_Set task_:
Every line below should be copied exactly; drop the pictures.

-- Start of Data for processing --

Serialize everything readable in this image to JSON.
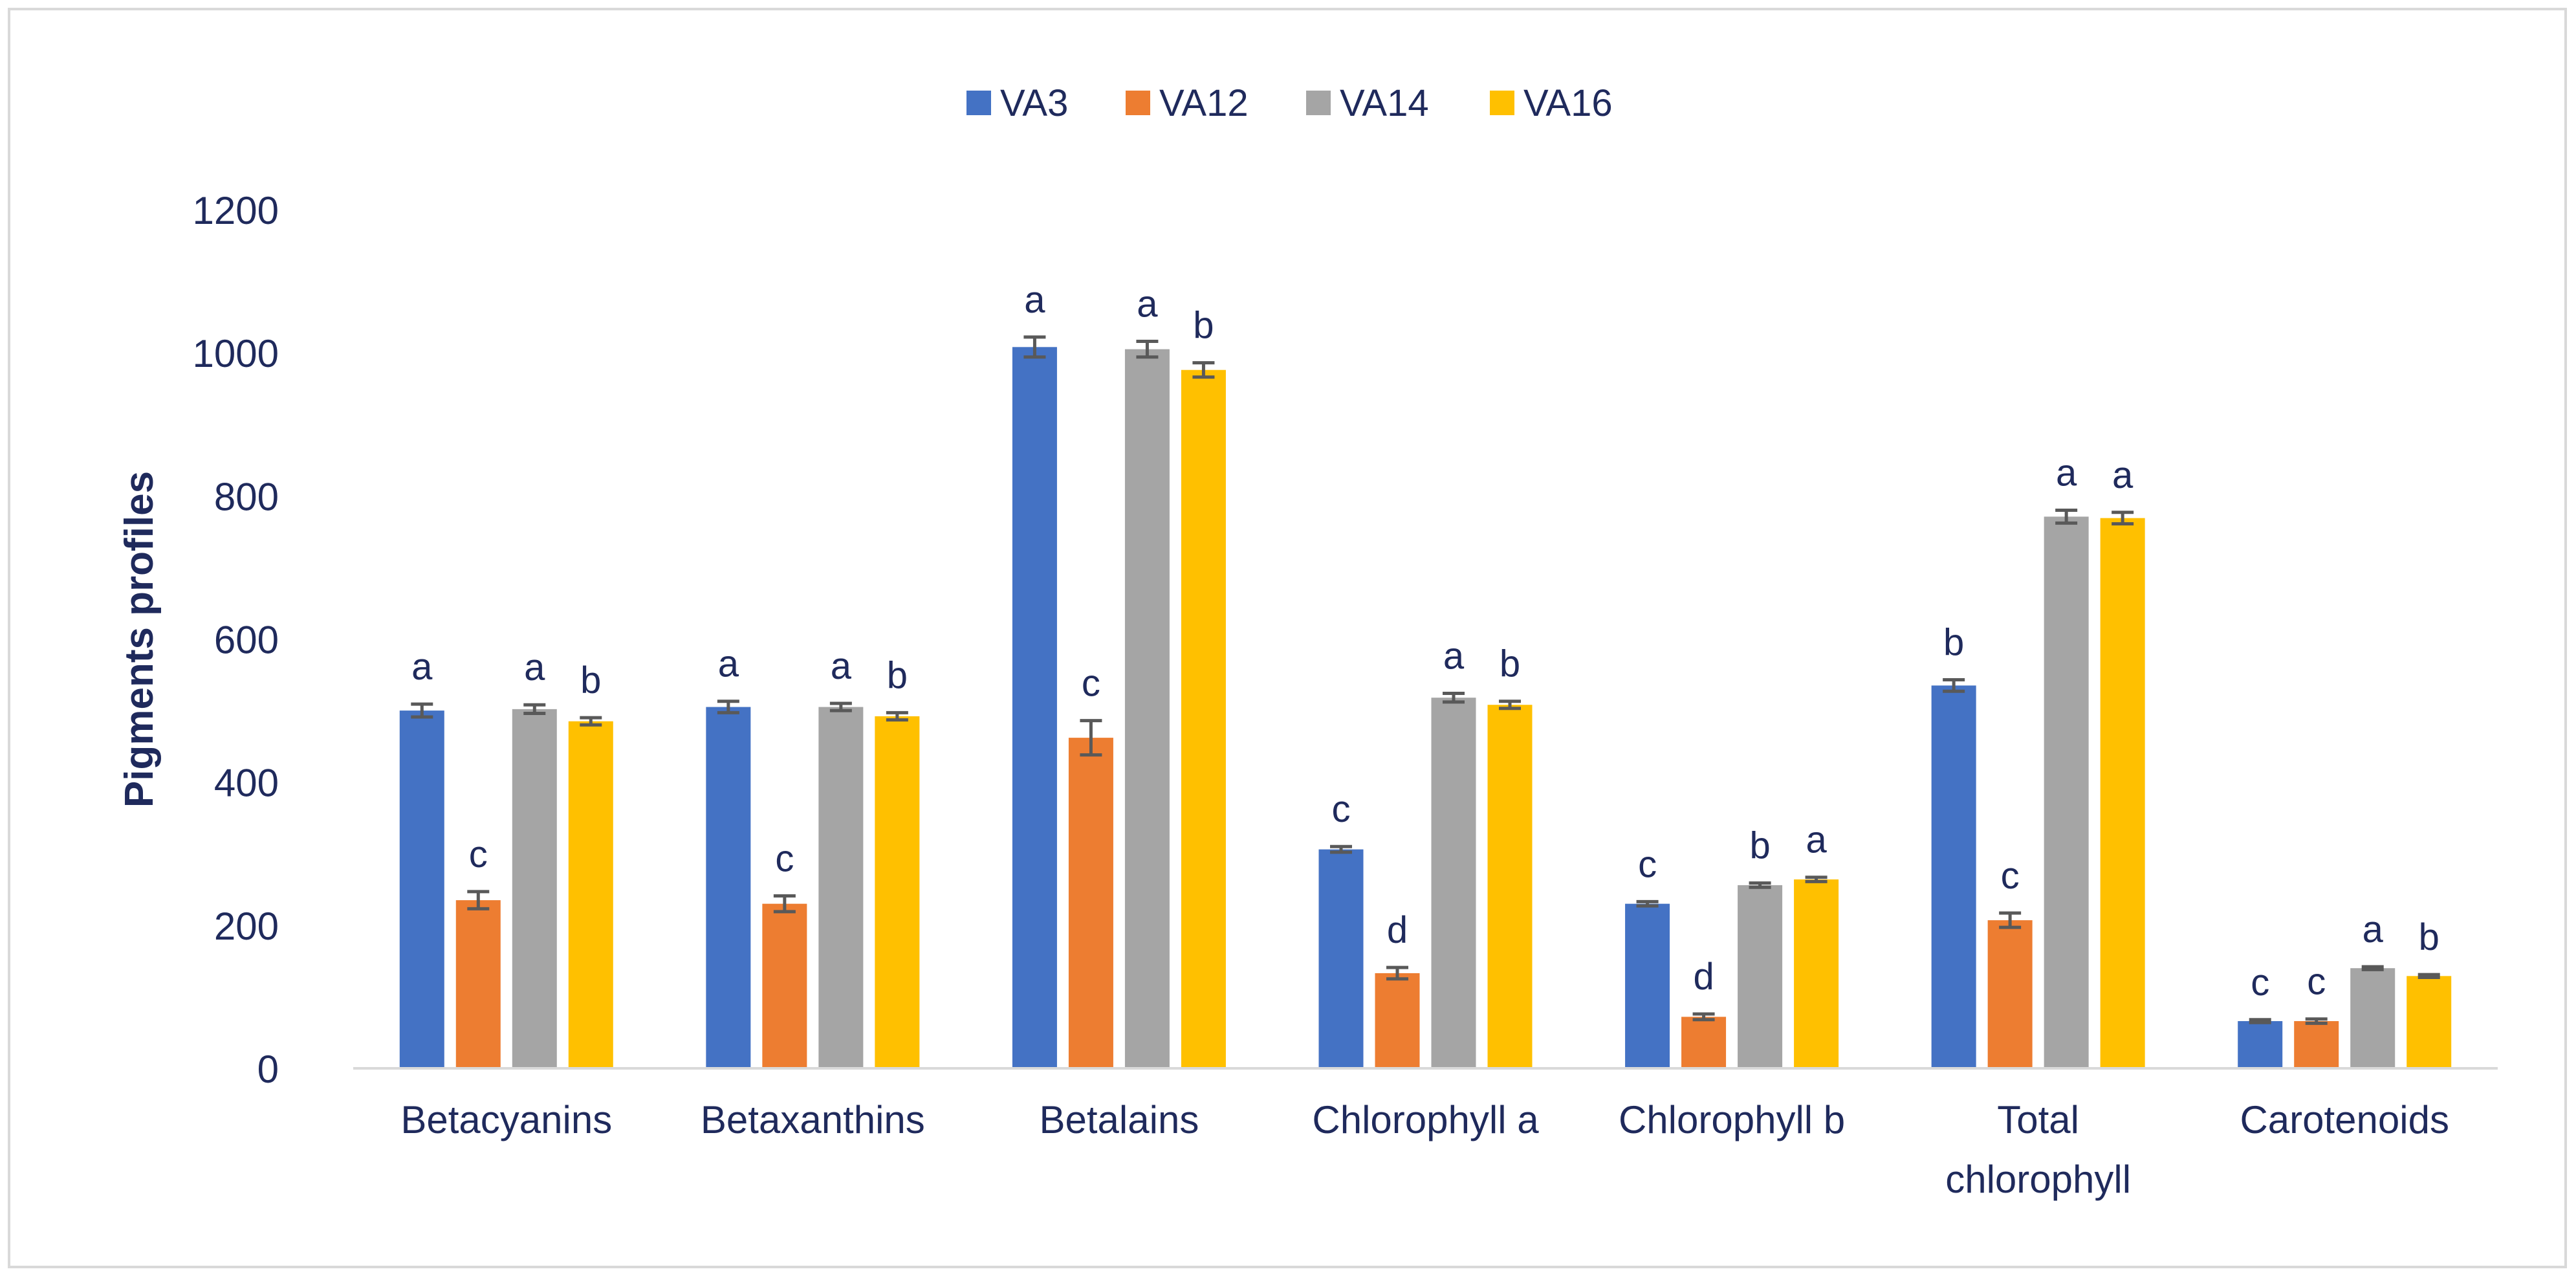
{
  "chart_data": {
    "type": "bar",
    "title": "",
    "xlabel": "",
    "ylabel": "Pigments profiles",
    "ylim": [
      0,
      1200
    ],
    "yticks": [
      0,
      200,
      400,
      600,
      800,
      1000,
      1200
    ],
    "legend_position": "top-center",
    "grid": false,
    "categories": [
      "Betacyanins",
      "Betaxanthins",
      "Betalains",
      "Chlorophyll a",
      "Chlorophyll b",
      "Total chlorophyll",
      "Carotenoids"
    ],
    "category_lines": [
      [
        "Betacyanins"
      ],
      [
        "Betaxanthins"
      ],
      [
        "Betalains"
      ],
      [
        "Chlorophyll a"
      ],
      [
        "Chlorophyll b"
      ],
      [
        "Total",
        "chlorophyll"
      ],
      [
        "Carotenoids"
      ]
    ],
    "series": [
      {
        "name": "VA3",
        "color": "#4472C4",
        "values": [
          500,
          505,
          1008,
          306,
          230,
          535,
          66
        ],
        "errors": [
          9,
          8,
          14,
          4,
          3,
          8,
          2
        ],
        "letters": [
          "a",
          "a",
          "a",
          "c",
          "c",
          "b",
          "c"
        ]
      },
      {
        "name": "VA12",
        "color": "#ED7D31",
        "values": [
          235,
          230,
          462,
          133,
          72,
          207,
          66
        ],
        "errors": [
          12,
          11,
          24,
          8,
          4,
          10,
          3
        ],
        "letters": [
          "c",
          "c",
          "c",
          "d",
          "d",
          "c",
          "c"
        ]
      },
      {
        "name": "VA14",
        "color": "#A5A5A5",
        "values": [
          502,
          505,
          1005,
          518,
          256,
          771,
          140
        ],
        "errors": [
          6,
          5,
          11,
          6,
          3,
          9,
          2
        ],
        "letters": [
          "a",
          "a",
          "a",
          "a",
          "b",
          "a",
          "a"
        ]
      },
      {
        "name": "VA16",
        "color": "#FFC000",
        "values": [
          485,
          492,
          976,
          508,
          264,
          769,
          129
        ],
        "errors": [
          5,
          5,
          10,
          5,
          3,
          8,
          2
        ],
        "letters": [
          "b",
          "b",
          "b",
          "b",
          "a",
          "a",
          "b"
        ]
      }
    ]
  }
}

-- End of Data for processing --

_Reply to the exercise_:
Serialize everything readable in this image to JSON.
{
  "chart_data": {
    "type": "bar",
    "title": "",
    "xlabel": "",
    "ylabel": "Pigments profiles",
    "ylim": [
      0,
      1200
    ],
    "yticks": [
      0,
      200,
      400,
      600,
      800,
      1000,
      1200
    ],
    "legend_position": "top-center",
    "grid": false,
    "categories": [
      "Betacyanins",
      "Betaxanthins",
      "Betalains",
      "Chlorophyll a",
      "Chlorophyll b",
      "Total chlorophyll",
      "Carotenoids"
    ],
    "category_lines": [
      [
        "Betacyanins"
      ],
      [
        "Betaxanthins"
      ],
      [
        "Betalains"
      ],
      [
        "Chlorophyll a"
      ],
      [
        "Chlorophyll b"
      ],
      [
        "Total",
        "chlorophyll"
      ],
      [
        "Carotenoids"
      ]
    ],
    "series": [
      {
        "name": "VA3",
        "color": "#4472C4",
        "values": [
          500,
          505,
          1008,
          306,
          230,
          535,
          66
        ],
        "errors": [
          9,
          8,
          14,
          4,
          3,
          8,
          2
        ],
        "letters": [
          "a",
          "a",
          "a",
          "c",
          "c",
          "b",
          "c"
        ]
      },
      {
        "name": "VA12",
        "color": "#ED7D31",
        "values": [
          235,
          230,
          462,
          133,
          72,
          207,
          66
        ],
        "errors": [
          12,
          11,
          24,
          8,
          4,
          10,
          3
        ],
        "letters": [
          "c",
          "c",
          "c",
          "d",
          "d",
          "c",
          "c"
        ]
      },
      {
        "name": "VA14",
        "color": "#A5A5A5",
        "values": [
          502,
          505,
          1005,
          518,
          256,
          771,
          140
        ],
        "errors": [
          6,
          5,
          11,
          6,
          3,
          9,
          2
        ],
        "letters": [
          "a",
          "a",
          "a",
          "a",
          "b",
          "a",
          "a"
        ]
      },
      {
        "name": "VA16",
        "color": "#FFC000",
        "values": [
          485,
          492,
          976,
          508,
          264,
          769,
          129
        ],
        "errors": [
          5,
          5,
          10,
          5,
          3,
          8,
          2
        ],
        "letters": [
          "b",
          "b",
          "b",
          "b",
          "a",
          "a",
          "b"
        ]
      }
    ]
  }
}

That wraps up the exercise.